• WHAT YOU ARE ASKED TO DO
Print the listing that follows, character for character.

• RAW DATA
## start

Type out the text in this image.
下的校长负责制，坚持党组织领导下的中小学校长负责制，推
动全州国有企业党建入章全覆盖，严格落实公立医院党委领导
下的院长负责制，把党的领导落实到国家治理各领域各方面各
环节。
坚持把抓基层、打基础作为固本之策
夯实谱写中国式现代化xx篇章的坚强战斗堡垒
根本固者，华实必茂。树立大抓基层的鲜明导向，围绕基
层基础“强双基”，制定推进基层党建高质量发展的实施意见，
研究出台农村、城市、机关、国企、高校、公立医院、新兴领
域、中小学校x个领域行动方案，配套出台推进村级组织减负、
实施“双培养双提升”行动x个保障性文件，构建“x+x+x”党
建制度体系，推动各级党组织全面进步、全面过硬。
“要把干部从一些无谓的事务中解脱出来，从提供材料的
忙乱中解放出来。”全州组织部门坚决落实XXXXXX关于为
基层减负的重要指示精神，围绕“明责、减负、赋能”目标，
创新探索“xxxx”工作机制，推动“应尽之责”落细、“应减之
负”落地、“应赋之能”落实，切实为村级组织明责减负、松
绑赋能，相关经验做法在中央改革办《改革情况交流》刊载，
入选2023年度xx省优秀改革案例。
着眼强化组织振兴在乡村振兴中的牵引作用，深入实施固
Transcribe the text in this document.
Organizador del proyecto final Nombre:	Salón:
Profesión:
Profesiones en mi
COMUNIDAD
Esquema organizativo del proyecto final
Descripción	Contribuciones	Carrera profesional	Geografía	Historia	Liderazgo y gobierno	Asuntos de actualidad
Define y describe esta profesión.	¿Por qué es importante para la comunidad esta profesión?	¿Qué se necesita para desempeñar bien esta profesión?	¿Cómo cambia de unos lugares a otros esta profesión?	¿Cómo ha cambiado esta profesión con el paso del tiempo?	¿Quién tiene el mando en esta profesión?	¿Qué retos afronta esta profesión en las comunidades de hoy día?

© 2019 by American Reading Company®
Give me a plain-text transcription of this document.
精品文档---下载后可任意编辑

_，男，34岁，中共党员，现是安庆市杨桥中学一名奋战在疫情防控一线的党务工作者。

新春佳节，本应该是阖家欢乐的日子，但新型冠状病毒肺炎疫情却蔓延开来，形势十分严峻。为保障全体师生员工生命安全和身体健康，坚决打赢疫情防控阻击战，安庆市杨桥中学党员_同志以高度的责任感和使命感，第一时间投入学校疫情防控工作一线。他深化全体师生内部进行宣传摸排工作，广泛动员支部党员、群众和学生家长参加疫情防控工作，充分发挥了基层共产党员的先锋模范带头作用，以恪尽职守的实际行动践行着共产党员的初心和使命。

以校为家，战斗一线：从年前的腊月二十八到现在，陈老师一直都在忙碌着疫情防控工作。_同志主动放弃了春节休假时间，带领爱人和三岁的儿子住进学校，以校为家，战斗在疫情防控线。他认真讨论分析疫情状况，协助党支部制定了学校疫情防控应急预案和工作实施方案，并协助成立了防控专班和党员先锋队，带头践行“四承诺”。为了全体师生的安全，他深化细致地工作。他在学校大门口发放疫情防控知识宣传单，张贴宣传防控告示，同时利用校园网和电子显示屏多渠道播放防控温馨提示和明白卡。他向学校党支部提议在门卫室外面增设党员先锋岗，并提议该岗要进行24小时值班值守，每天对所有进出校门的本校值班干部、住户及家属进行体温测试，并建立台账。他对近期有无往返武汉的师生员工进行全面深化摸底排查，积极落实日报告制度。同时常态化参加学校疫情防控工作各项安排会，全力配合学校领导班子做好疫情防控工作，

## end

• ANSWER TO THE EXERCISE
Type out the text in this image.
下的校长负责制，坚持党组织领导下的中小学校长负责制，推
动全州国有企业党建入章全覆盖，严格落实公立医院党委领导
下的院长负责制，把党的领导落实到国家治理各领域各方面各
环节。
坚持把抓基层、打基础作为固本之策
夯实谱写中国式现代化xx篇章的坚强战斗堡垒
根本固者，华实必茂。树立大抓基层的鲜明导向，围绕基
层基础“强双基”，制定推进基层党建高质量发展的实施意见，
研究出台农村、城市、机关、国企、高校、公立医院、新兴领
域、中小学校x个领域行动方案，配套出台推进村级组织减负、
实施“双培养双提升”行动x个保障性文件，构建“x+x+x”党
建制度体系，推动各级党组织全面进步、全面过硬。
“要把干部从一些无谓的事务中解脱出来，从提供材料的
忙乱中解放出来。”全州组织部门坚决落实XXXXXX关于为
基层减负的重要指示精神，围绕“明责、减负、赋能”目标，
创新探索“xxxx”工作机制，推动“应尽之责”落细、“应减之
负”落地、“应赋之能”落实，切实为村级组织明责减负、松
绑赋能，相关经验做法在中央改革办《改革情况交流》刊载，
入选2023年度xx省优秀改革案例。
着眼强化组织振兴在乡村振兴中的牵引作用，深入实施固
Transcribe the text in this document.
Organizador del proyecto final Nombre:	Salón:
Profesión:
Profesiones en mi
COMUNIDAD
Esquema organizativo del proyecto final
Descripción	Contribuciones	Carrera profesional	Geografía	Historia	Liderazgo y gobierno	Asuntos de actualidad
Define y describe esta profesión.	¿Por qué es importante para la comunidad esta profesión?	¿Qué se necesita para desempeñar bien esta profesión?	¿Cómo cambia de unos lugares a otros esta profesión?	¿Cómo ha cambiado esta profesión con el paso del tiempo?	¿Quién tiene el mando en esta profesión?	¿Qué retos afronta esta profesión en las comunidades de hoy día?

© 2019 by American Reading Company®
Give me a plain-text transcription of this document.
精品文档---下载后可任意编辑

_，男，34岁，中共党员，现是安庆市杨桥中学一名奋战在疫情防控一线的党务工作者。

新春佳节，本应该是阖家欢乐的日子，但新型冠状病毒肺炎疫情却蔓延开来，形势十分严峻。为保障全体师生员工生命安全和身体健康，坚决打赢疫情防控阻击战，安庆市杨桥中学党员_同志以高度的责任感和使命感，第一时间投入学校疫情防控工作一线。他深化全体师生内部进行宣传摸排工作，广泛动员支部党员、群众和学生家长参加疫情防控工作，充分发挥了基层共产党员的先锋模范带头作用，以恪尽职守的实际行动践行着共产党员的初心和使命。

以校为家，战斗一线：从年前的腊月二十八到现在，陈老师一直都在忙碌着疫情防控工作。_同志主动放弃了春节休假时间，带领爱人和三岁的儿子住进学校，以校为家，战斗在疫情防控线。他认真讨论分析疫情状况，协助党支部制定了学校疫情防控应急预案和工作实施方案，并协助成立了防控专班和党员先锋队，带头践行“四承诺”。为了全体师生的安全，他深化细致地工作。他在学校大门口发放疫情防控知识宣传单，张贴宣传防控告示，同时利用校园网和电子显示屏多渠道播放防控温馨提示和明白卡。他向学校党支部提议在门卫室外面增设党员先锋岗，并提议该岗要进行24小时值班值守，每天对所有进出校门的本校值班干部、住户及家属进行体温测试，并建立台账。他对近期有无往返武汉的师生员工进行全面深化摸底排查，积极落实日报告制度。同时常态化参加学校疫情防控工作各项安排会，全力配合学校领导班子做好疫情防控工作，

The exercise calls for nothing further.